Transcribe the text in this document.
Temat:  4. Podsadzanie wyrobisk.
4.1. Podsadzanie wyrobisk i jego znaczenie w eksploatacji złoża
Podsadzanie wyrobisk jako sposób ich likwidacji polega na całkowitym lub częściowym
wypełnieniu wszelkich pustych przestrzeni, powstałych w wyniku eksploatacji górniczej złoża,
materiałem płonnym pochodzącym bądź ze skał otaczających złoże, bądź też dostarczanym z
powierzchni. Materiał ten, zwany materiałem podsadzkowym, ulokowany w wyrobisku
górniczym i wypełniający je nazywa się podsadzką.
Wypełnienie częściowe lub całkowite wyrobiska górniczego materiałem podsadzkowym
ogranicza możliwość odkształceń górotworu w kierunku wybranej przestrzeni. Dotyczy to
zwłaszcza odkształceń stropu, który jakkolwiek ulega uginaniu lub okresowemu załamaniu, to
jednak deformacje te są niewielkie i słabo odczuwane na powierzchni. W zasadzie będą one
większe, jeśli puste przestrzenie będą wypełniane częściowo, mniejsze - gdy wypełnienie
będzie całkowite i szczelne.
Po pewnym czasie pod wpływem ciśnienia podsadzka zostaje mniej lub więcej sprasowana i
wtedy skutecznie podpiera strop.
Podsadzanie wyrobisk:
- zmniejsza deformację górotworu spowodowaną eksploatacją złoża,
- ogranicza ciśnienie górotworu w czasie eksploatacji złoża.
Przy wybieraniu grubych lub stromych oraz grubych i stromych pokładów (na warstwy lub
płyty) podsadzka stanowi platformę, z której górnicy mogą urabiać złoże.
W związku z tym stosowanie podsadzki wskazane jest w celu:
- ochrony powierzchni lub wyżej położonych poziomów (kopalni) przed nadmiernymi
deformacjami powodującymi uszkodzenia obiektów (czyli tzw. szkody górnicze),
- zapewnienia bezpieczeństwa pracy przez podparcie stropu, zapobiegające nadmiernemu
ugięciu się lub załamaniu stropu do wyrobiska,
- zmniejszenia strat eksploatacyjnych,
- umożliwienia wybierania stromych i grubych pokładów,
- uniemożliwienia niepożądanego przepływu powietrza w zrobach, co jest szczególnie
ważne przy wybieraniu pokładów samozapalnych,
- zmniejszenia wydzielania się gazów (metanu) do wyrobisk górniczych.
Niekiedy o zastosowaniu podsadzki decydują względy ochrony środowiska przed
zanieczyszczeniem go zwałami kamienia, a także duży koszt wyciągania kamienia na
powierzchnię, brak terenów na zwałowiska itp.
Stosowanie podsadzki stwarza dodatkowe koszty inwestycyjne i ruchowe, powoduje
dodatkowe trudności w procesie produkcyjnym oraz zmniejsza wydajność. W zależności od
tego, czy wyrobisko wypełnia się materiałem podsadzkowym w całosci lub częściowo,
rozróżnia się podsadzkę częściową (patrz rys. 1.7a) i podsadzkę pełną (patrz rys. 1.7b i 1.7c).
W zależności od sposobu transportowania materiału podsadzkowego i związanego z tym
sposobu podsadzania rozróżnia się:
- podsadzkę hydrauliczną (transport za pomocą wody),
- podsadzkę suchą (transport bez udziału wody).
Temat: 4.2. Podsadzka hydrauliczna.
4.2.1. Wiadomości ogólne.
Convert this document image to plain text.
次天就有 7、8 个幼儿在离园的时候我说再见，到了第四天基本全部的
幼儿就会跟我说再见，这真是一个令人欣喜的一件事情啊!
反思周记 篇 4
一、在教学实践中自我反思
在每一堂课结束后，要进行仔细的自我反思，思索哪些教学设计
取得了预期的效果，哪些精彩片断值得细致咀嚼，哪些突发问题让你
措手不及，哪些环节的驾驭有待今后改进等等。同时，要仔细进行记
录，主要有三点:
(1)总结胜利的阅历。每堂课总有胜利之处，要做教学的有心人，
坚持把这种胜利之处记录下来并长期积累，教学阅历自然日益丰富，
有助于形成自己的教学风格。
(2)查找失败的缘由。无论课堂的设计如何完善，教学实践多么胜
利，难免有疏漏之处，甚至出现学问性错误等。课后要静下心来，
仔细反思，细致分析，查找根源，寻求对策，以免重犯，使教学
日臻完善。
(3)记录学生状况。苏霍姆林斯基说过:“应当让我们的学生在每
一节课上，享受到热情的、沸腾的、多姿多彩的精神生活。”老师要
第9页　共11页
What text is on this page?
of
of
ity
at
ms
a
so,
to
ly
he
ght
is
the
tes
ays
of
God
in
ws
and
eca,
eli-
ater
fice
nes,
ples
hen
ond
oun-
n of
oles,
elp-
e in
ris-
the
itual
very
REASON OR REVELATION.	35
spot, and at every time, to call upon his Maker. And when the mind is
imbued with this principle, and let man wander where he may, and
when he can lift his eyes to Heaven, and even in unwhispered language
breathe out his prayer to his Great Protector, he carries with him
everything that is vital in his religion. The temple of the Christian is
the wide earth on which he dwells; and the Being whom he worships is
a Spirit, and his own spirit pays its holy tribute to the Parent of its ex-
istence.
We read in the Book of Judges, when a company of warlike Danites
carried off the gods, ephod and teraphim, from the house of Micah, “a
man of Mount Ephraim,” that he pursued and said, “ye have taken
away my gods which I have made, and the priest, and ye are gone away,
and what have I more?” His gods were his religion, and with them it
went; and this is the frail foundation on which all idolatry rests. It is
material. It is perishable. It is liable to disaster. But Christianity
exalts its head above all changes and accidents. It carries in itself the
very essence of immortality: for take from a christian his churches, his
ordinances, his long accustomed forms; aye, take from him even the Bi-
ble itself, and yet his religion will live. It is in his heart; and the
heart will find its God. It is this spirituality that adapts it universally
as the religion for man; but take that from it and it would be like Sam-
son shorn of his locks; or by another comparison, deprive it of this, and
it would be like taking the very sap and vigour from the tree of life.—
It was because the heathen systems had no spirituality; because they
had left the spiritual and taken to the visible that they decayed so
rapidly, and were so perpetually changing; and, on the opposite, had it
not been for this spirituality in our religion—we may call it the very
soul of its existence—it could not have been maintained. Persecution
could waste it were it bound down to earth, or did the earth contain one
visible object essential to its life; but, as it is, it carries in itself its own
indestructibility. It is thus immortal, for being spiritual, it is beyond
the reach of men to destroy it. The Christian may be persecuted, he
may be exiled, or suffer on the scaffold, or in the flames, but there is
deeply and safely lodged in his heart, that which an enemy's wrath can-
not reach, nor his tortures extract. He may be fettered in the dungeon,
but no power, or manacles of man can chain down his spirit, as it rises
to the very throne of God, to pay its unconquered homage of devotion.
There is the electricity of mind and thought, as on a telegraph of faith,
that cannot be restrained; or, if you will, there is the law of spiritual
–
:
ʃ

-*-*-

§ Aim of the task: Copy every line of the records word for word.

§ Written response:
Transcribe the text in this document.
Temat:  4. Podsadzanie wyrobisk.
4.1. Podsadzanie wyrobisk i jego znaczenie w eksploatacji złoża
Podsadzanie wyrobisk jako sposób ich likwidacji polega na całkowitym lub częściowym
wypełnieniu wszelkich pustych przestrzeni, powstałych w wyniku eksploatacji górniczej złoża,
materiałem płonnym pochodzącym bądź ze skał otaczających złoże, bądź też dostarczanym z
powierzchni. Materiał ten, zwany materiałem podsadzkowym, ulokowany w wyrobisku
górniczym i wypełniający je nazywa się podsadzką.
Wypełnienie częściowe lub całkowite wyrobiska górniczego materiałem podsadzkowym
ogranicza możliwość odkształceń górotworu w kierunku wybranej przestrzeni. Dotyczy to
zwłaszcza odkształceń stropu, który jakkolwiek ulega uginaniu lub okresowemu załamaniu, to
jednak deformacje te są niewielkie i słabo odczuwane na powierzchni. W zasadzie będą one
większe, jeśli puste przestrzenie będą wypełniane częściowo, mniejsze - gdy wypełnienie
będzie całkowite i szczelne.
Po pewnym czasie pod wpływem ciśnienia podsadzka zostaje mniej lub więcej sprasowana i
wtedy skutecznie podpiera strop.
Podsadzanie wyrobisk:
- zmniejsza deformację górotworu spowodowaną eksploatacją złoża,
- ogranicza ciśnienie górotworu w czasie eksploatacji złoża.
Przy wybieraniu grubych lub stromych oraz grubych i stromych pokładów (na warstwy lub
płyty) podsadzka stanowi platformę, z której górnicy mogą urabiać złoże.
W związku z tym stosowanie podsadzki wskazane jest w celu:
- ochrony powierzchni lub wyżej położonych poziomów (kopalni) przed nadmiernymi
deformacjami powodującymi uszkodzenia obiektów (czyli tzw. szkody górnicze),
- zapewnienia bezpieczeństwa pracy przez podparcie stropu, zapobiegające nadmiernemu
ugięciu się lub załamaniu stropu do wyrobiska,
- zmniejszenia strat eksploatacyjnych,
- umożliwienia wybierania stromych i grubych pokładów,
- uniemożliwienia niepożądanego przepływu powietrza w zrobach, co jest szczególnie
ważne przy wybieraniu pokładów samozapalnych,
- zmniejszenia wydzielania się gazów (metanu) do wyrobisk górniczych.
Niekiedy o zastosowaniu podsadzki decydują względy ochrony środowiska przed
zanieczyszczeniem go zwałami kamienia, a także duży koszt wyciągania kamienia na
powierzchnię, brak terenów na zwałowiska itp.
Stosowanie podsadzki stwarza dodatkowe koszty inwestycyjne i ruchowe, powoduje
dodatkowe trudności w procesie produkcyjnym oraz zmniejsza wydajność. W zależności od
tego, czy wyrobisko wypełnia się materiałem podsadzkowym w całosci lub częściowo,
rozróżnia się podsadzkę częściową (patrz rys. 1.7a) i podsadzkę pełną (patrz rys. 1.7b i 1.7c).
W zależności od sposobu transportowania materiału podsadzkowego i związanego z tym
sposobu podsadzania rozróżnia się:
- podsadzkę hydrauliczną (transport za pomocą wody),
- podsadzkę suchą (transport bez udziału wody).
Temat: 4.2. Podsadzka hydrauliczna.
4.2.1. Wiadomości ogólne.
Convert this document image to plain text.
次天就有 7、8 个幼儿在离园的时候我说再见，到了第四天基本全部的
幼儿就会跟我说再见，这真是一个令人欣喜的一件事情啊!
反思周记 篇 4
一、在教学实践中自我反思
在每一堂课结束后，要进行仔细的自我反思，思索哪些教学设计
取得了预期的效果，哪些精彩片断值得细致咀嚼，哪些突发问题让你
措手不及，哪些环节的驾驭有待今后改进等等。同时，要仔细进行记
录，主要有三点:
(1)总结胜利的阅历。每堂课总有胜利之处，要做教学的有心人，
坚持把这种胜利之处记录下来并长期积累，教学阅历自然日益丰富，
有助于形成自己的教学风格。
(2)查找失败的缘由。无论课堂的设计如何完善，教学实践多么胜
利，难免有疏漏之处，甚至出现学问性错误等。课后要静下心来，
仔细反思，细致分析，查找根源，寻求对策，以免重犯，使教学
日臻完善。
(3)记录学生状况。苏霍姆林斯基说过:“应当让我们的学生在每
一节课上，享受到热情的、沸腾的、多姿多彩的精神生活。”老师要
第9页　共11页
What text is on this page?
of
of
ity
at
ms
a
so,
to
ly
he
ght
is
the
tes
ays
of
God
in
ws
and
eca,
eli-
ater
fice
nes,
ples
hen
ond
oun-
n of
oles,
elp-
e in
ris-
the
itual
very
REASON OR REVELATION.	35
spot, and at every time, to call upon his Maker. And when the mind is
imbued with this principle, and let man wander where he may, and
when he can lift his eyes to Heaven, and even in unwhispered language
breathe out his prayer to his Great Protector, he carries with him
everything that is vital in his religion. The temple of the Christian is
the wide earth on which he dwells; and the Being whom he worships is
a Spirit, and his own spirit pays its holy tribute to the Parent of its ex-
istence.
We read in the Book of Judges, when a company of warlike Danites
carried off the gods, ephod and teraphim, from the house of Micah, “a
man of Mount Ephraim,” that he pursued and said, “ye have taken
away my gods which I have made, and the priest, and ye are gone away,
and what have I more?” His gods were his religion, and with them it
went; and this is the frail foundation on which all idolatry rests. It is
material. It is perishable. It is liable to disaster. But Christianity
exalts its head above all changes and accidents. It carries in itself the
very essence of immortality: for take from a christian his churches, his
ordinances, his long accustomed forms; aye, take from him even the Bi-
ble itself, and yet his religion will live. It is in his heart; and the
heart will find its God. It is this spirituality that adapts it universally
as the religion for man; but take that from it and it would be like Sam-
son shorn of his locks; or by another comparison, deprive it of this, and
it would be like taking the very sap and vigour from the tree of life.—
It was because the heathen systems had no spirituality; because they
had left the spiritual and taken to the visible that they decayed so
rapidly, and were so perpetually changing; and, on the opposite, had it
not been for this spirituality in our religion—we may call it the very
soul of its existence—it could not have been maintained. Persecution
could waste it were it bound down to earth, or did the earth contain one
visible object essential to its life; but, as it is, it carries in itself its own
indestructibility. It is thus immortal, for being spiritual, it is beyond
the reach of men to destroy it. The Christian may be persecuted, he
may be exiled, or suffer on the scaffold, or in the flames, but there is
deeply and safely lodged in his heart, that which an enemy's wrath can-
not reach, nor his tortures extract. He may be fettered in the dungeon,
but no power, or manacles of man can chain down his spirit, as it rises
to the very throne of God, to pay its unconquered homage of devotion.
There is the electricity of mind and thought, as on a telegraph of faith,
that cannot be restrained; or, if you will, there is the law of spiritual
–
:
ʃ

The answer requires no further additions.